DESCRIPTION OF THE TASK. Only a number is wanted: how many lines of the entries include the string "monthly"?

TASK DATA.
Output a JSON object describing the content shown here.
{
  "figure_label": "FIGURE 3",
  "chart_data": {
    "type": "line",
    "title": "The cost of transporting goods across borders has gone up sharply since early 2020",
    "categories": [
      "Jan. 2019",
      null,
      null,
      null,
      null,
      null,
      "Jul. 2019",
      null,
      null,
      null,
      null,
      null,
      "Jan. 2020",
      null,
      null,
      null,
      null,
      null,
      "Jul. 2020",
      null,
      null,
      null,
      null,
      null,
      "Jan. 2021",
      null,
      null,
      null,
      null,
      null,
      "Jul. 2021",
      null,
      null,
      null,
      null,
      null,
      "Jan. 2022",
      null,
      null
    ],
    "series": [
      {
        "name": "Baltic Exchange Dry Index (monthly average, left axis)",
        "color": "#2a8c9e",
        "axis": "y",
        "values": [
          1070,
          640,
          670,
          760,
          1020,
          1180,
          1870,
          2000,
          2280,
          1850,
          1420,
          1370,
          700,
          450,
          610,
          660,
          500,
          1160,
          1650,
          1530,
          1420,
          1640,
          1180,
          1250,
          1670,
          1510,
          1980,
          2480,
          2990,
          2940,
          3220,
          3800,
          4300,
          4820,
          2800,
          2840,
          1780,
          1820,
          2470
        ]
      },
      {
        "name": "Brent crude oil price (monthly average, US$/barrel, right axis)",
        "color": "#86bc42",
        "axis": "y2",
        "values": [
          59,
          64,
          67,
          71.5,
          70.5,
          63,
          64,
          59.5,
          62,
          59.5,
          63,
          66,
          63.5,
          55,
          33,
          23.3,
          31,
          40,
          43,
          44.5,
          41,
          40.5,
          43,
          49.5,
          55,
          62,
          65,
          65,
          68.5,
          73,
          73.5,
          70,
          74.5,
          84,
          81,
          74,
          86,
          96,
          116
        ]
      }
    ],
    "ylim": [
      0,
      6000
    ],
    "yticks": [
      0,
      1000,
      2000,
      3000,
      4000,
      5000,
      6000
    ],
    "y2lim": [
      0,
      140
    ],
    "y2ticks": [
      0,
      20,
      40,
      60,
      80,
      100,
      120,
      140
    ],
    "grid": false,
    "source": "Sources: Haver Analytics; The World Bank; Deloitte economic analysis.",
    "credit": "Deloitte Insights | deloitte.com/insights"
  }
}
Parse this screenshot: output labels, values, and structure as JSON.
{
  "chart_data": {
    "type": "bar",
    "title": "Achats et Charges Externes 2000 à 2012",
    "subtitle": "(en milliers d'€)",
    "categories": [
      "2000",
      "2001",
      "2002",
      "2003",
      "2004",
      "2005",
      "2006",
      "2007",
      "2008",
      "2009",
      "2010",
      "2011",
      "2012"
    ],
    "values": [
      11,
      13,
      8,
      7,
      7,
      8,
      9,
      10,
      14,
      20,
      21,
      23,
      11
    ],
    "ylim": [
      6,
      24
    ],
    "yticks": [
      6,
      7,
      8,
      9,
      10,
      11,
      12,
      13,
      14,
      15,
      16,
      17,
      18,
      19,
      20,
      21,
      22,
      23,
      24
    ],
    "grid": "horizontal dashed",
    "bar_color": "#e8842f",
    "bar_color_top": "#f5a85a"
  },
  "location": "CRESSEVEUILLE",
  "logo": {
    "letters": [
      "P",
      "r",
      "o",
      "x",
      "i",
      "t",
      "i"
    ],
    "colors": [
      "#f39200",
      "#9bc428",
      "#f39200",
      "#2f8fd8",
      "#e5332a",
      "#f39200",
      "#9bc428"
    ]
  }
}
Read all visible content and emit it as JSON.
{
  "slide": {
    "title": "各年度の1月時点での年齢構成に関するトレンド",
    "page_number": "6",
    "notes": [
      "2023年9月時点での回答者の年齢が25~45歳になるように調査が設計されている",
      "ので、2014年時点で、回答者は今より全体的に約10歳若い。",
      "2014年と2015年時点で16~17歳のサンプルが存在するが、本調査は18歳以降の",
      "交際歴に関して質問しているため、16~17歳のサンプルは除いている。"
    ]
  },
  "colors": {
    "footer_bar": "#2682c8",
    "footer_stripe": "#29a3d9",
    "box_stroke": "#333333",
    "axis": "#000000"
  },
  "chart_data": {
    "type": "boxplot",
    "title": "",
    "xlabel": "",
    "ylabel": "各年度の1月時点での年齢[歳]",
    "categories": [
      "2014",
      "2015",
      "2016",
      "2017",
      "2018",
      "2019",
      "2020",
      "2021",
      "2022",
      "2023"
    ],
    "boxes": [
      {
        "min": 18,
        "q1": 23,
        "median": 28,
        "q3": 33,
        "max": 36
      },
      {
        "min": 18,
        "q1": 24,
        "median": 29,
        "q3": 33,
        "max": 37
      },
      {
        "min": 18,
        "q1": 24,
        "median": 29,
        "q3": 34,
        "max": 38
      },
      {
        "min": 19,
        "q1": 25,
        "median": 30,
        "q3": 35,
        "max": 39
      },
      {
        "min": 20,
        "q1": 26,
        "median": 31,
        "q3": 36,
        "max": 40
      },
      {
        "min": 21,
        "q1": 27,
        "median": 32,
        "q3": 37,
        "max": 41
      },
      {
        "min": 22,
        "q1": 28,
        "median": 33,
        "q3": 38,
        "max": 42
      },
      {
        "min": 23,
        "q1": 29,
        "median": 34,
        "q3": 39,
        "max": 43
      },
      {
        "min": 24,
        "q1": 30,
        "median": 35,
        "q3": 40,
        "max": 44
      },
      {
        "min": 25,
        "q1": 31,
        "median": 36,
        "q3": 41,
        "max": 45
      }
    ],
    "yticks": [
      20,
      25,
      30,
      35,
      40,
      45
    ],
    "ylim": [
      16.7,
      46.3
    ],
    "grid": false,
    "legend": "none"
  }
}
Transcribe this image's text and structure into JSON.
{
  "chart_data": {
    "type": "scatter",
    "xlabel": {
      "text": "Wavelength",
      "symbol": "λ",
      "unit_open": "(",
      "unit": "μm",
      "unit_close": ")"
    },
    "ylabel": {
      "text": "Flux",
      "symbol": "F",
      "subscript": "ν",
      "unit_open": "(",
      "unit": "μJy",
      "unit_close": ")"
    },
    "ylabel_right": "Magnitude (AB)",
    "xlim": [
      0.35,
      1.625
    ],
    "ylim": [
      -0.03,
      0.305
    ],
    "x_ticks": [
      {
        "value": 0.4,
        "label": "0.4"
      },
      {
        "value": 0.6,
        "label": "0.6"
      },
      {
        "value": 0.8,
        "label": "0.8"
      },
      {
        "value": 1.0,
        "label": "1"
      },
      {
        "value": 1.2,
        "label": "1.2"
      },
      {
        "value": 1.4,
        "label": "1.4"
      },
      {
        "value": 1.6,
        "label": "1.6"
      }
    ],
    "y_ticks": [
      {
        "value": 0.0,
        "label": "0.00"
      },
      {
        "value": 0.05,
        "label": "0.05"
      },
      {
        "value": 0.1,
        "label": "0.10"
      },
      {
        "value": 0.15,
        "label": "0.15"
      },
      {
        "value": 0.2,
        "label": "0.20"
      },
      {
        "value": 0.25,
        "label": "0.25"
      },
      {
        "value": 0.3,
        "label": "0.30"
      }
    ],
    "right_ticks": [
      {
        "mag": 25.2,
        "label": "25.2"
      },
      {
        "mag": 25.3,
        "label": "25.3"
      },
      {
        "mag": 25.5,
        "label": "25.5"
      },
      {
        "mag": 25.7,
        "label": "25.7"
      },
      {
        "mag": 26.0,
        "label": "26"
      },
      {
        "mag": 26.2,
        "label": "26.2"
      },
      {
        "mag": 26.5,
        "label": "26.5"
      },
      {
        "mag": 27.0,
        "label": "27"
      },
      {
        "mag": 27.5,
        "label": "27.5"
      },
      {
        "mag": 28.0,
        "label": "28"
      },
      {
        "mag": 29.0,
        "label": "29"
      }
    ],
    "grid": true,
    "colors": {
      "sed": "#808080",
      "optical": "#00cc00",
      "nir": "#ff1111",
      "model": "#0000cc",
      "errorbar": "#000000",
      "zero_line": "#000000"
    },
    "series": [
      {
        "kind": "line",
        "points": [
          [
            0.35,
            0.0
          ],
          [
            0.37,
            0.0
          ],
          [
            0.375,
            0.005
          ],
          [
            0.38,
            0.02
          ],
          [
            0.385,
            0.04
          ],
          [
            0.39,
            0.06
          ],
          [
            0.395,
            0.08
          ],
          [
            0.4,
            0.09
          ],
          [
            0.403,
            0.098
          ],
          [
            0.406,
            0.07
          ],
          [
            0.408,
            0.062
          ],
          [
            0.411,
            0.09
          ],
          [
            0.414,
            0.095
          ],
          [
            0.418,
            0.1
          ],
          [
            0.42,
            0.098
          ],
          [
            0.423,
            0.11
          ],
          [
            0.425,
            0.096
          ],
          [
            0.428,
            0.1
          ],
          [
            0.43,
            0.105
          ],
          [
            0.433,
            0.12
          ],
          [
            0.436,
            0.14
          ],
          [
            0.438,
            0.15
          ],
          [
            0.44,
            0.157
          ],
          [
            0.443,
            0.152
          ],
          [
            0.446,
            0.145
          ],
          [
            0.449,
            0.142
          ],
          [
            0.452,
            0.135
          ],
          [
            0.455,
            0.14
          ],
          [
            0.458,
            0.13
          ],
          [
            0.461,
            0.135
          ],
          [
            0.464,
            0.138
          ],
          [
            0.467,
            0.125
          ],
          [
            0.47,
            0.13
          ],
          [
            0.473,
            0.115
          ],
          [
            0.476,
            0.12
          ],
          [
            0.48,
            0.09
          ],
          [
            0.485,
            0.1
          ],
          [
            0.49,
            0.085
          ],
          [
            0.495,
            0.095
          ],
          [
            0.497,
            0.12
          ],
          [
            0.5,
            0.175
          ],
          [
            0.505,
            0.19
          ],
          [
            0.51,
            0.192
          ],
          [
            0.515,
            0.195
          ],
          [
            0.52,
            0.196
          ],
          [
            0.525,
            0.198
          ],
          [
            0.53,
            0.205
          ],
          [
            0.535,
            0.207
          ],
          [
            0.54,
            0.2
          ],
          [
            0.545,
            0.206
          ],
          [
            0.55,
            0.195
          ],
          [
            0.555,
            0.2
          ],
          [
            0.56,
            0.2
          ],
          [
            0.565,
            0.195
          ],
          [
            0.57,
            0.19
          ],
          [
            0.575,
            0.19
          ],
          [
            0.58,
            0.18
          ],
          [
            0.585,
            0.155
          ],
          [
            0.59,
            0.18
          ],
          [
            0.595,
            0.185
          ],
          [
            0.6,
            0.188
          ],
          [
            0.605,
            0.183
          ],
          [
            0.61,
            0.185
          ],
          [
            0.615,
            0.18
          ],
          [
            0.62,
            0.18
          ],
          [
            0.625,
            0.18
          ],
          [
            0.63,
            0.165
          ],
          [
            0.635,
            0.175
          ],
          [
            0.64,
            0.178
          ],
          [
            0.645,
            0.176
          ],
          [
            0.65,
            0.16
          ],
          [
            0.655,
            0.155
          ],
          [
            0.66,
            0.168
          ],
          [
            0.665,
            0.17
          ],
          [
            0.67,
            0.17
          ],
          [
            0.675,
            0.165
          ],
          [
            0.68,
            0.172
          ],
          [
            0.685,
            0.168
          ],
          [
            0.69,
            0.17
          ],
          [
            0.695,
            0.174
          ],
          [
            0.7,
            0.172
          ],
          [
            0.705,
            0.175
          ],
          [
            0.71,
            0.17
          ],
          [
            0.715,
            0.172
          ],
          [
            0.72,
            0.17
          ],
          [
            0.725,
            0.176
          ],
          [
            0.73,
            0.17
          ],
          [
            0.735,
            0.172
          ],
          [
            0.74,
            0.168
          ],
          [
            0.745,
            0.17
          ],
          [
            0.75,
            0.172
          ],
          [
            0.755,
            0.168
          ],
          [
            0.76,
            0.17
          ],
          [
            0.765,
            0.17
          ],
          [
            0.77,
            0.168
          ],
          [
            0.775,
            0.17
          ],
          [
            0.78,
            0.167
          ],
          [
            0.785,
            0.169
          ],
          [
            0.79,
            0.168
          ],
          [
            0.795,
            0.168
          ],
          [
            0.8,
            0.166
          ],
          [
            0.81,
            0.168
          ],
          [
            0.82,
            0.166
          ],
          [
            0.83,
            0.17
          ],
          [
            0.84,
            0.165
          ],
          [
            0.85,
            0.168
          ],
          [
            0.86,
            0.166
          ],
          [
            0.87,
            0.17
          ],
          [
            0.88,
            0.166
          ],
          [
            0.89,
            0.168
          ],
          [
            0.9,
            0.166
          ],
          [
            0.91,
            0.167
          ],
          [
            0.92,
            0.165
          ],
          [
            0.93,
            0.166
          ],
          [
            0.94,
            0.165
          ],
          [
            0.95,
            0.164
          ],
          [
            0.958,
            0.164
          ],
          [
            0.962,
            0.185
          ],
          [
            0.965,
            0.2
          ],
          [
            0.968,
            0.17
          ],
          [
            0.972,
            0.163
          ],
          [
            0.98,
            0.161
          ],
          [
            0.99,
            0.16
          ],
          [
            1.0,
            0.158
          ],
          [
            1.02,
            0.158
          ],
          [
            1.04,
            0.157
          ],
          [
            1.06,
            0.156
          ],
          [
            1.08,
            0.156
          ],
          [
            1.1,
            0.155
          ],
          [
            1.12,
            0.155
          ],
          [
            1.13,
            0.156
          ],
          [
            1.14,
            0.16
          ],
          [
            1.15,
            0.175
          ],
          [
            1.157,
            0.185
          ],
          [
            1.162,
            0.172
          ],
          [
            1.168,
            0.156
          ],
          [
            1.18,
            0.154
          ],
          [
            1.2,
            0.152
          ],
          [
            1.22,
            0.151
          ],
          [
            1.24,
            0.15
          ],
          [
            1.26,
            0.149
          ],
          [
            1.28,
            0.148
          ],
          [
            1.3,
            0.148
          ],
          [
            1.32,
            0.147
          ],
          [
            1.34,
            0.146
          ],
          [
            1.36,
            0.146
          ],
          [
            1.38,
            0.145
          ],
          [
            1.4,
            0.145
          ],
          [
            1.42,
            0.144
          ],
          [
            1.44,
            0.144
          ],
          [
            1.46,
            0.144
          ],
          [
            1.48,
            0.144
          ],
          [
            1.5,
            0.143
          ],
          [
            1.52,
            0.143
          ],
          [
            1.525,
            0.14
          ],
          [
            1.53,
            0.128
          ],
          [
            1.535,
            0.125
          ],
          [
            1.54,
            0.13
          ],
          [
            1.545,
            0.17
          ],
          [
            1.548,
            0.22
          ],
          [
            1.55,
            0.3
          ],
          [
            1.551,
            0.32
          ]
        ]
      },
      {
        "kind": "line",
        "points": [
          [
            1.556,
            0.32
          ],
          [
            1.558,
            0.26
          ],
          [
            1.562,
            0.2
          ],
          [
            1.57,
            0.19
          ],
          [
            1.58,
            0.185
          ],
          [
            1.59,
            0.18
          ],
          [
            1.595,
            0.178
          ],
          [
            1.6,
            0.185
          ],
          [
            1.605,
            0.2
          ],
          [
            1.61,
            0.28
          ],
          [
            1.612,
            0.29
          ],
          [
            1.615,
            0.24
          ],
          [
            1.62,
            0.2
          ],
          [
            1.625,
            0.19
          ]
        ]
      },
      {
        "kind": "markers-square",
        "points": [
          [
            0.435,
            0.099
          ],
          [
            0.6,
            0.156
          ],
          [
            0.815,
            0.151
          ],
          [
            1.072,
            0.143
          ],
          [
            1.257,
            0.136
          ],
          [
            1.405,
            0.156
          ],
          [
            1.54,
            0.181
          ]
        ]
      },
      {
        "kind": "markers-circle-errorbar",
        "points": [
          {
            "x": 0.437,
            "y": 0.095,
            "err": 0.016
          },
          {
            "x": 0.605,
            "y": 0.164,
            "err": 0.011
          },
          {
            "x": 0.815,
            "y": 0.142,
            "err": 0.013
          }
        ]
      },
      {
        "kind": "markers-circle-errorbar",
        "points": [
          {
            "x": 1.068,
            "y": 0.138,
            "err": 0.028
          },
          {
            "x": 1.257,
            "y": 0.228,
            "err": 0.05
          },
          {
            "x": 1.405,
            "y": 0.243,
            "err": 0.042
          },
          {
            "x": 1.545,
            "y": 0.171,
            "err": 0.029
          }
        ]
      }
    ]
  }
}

THE RESULT. 2